# Your task:
Collect every line in the records below that contains the word "image".

# Given records:
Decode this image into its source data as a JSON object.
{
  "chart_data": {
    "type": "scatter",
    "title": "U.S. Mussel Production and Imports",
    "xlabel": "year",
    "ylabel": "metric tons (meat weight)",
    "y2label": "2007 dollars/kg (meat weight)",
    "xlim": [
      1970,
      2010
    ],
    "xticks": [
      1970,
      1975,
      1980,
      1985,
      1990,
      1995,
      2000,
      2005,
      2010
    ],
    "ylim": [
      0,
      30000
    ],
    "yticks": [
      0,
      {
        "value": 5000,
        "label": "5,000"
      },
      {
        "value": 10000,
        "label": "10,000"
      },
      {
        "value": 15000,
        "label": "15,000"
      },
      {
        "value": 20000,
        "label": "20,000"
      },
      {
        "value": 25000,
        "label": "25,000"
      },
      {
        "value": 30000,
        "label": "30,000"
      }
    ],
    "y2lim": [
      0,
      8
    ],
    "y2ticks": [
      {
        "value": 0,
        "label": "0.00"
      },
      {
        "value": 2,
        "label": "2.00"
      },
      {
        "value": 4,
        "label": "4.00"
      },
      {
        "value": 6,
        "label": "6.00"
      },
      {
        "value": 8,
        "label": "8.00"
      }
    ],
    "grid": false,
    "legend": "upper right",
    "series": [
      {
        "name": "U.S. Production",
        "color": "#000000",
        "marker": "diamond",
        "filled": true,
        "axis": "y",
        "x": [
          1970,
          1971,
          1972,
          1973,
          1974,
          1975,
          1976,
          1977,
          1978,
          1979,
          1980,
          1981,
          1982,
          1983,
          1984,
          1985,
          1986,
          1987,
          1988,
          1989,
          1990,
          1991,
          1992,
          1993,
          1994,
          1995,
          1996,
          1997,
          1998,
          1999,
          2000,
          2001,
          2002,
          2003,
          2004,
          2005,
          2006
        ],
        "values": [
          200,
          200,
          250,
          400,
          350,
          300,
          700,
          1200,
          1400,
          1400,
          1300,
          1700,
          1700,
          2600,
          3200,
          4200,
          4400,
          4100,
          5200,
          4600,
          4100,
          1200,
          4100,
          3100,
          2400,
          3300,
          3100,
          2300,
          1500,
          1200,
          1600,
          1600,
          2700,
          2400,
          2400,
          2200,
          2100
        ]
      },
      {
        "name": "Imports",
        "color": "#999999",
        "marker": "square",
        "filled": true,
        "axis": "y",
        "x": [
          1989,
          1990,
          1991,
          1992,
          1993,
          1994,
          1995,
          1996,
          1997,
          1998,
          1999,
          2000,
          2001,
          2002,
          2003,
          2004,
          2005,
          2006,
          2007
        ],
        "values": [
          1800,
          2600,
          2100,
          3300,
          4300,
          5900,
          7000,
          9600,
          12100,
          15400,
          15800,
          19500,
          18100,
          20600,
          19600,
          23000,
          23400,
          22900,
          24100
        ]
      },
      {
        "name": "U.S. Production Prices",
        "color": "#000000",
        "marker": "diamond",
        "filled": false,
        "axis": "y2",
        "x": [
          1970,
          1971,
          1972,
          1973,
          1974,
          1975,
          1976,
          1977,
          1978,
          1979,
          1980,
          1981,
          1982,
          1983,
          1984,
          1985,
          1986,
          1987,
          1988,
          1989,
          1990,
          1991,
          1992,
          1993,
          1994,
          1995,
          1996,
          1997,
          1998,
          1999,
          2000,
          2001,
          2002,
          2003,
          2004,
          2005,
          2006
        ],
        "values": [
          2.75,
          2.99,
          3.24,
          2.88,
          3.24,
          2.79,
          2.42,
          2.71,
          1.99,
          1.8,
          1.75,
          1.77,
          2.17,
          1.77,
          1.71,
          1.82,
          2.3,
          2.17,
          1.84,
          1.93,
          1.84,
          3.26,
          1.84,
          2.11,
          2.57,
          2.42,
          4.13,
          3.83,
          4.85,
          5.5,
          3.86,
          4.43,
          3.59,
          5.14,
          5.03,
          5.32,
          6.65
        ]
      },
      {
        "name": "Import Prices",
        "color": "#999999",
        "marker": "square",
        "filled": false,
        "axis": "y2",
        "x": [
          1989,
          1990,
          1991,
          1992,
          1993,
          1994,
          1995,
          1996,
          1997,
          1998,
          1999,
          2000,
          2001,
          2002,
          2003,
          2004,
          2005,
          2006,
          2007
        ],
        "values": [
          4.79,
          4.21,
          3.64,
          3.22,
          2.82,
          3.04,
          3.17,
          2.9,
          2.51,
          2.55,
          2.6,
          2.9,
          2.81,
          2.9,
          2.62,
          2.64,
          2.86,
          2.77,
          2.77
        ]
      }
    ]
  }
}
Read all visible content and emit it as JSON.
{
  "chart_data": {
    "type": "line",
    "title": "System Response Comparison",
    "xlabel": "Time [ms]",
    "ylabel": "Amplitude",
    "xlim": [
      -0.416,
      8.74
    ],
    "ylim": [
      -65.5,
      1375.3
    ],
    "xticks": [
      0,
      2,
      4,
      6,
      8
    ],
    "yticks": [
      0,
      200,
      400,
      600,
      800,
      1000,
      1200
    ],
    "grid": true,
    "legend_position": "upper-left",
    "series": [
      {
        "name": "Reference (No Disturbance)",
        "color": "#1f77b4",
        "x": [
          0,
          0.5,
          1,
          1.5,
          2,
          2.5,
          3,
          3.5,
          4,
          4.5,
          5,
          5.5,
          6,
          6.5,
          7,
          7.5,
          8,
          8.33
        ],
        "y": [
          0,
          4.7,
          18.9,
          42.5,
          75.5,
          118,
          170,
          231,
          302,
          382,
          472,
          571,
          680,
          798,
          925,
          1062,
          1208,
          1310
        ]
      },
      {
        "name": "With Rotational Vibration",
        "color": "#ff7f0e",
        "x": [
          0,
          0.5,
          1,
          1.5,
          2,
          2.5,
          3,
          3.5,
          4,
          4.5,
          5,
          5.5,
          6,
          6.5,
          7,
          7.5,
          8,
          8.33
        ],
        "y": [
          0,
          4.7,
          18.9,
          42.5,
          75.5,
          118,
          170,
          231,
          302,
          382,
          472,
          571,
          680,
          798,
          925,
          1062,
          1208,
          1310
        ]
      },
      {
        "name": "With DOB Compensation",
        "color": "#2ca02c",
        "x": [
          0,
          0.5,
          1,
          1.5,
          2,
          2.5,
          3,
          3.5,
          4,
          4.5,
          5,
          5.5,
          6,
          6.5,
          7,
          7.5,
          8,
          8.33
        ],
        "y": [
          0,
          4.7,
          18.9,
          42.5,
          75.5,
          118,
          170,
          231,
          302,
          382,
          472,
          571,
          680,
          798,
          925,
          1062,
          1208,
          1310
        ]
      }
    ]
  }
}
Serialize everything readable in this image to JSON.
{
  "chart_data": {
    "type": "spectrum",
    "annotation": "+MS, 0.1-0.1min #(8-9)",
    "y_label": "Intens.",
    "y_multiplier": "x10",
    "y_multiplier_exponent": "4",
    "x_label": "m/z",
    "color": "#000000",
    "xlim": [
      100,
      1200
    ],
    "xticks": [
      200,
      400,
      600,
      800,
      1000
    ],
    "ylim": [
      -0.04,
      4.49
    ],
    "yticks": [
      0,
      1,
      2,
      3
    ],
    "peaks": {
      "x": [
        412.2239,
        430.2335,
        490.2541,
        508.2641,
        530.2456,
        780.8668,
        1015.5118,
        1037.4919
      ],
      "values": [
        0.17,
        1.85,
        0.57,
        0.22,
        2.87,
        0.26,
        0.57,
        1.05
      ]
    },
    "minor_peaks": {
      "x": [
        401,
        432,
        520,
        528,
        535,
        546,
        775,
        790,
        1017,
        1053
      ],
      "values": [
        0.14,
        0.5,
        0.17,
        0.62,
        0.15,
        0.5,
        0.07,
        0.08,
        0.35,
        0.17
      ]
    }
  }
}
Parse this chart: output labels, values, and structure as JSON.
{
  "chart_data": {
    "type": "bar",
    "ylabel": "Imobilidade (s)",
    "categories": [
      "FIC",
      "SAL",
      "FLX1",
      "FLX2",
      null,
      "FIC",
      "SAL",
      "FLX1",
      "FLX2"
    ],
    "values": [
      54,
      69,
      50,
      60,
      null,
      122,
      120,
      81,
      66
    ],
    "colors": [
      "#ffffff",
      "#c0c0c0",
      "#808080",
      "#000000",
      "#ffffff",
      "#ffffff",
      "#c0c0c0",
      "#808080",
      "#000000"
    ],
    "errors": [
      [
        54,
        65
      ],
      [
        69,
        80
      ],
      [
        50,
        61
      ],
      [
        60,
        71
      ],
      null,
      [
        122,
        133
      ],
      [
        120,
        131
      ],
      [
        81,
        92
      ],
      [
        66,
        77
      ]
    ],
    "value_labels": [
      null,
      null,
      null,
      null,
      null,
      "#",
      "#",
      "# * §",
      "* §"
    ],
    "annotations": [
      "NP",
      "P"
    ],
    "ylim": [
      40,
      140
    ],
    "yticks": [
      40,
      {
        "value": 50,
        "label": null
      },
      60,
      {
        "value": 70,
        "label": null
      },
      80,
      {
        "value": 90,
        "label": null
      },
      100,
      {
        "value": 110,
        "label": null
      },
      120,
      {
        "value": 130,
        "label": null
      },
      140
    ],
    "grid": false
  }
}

# Answer:
Decode this image into its source data as a JSON object.
Serialize everything readable in this image to JSON.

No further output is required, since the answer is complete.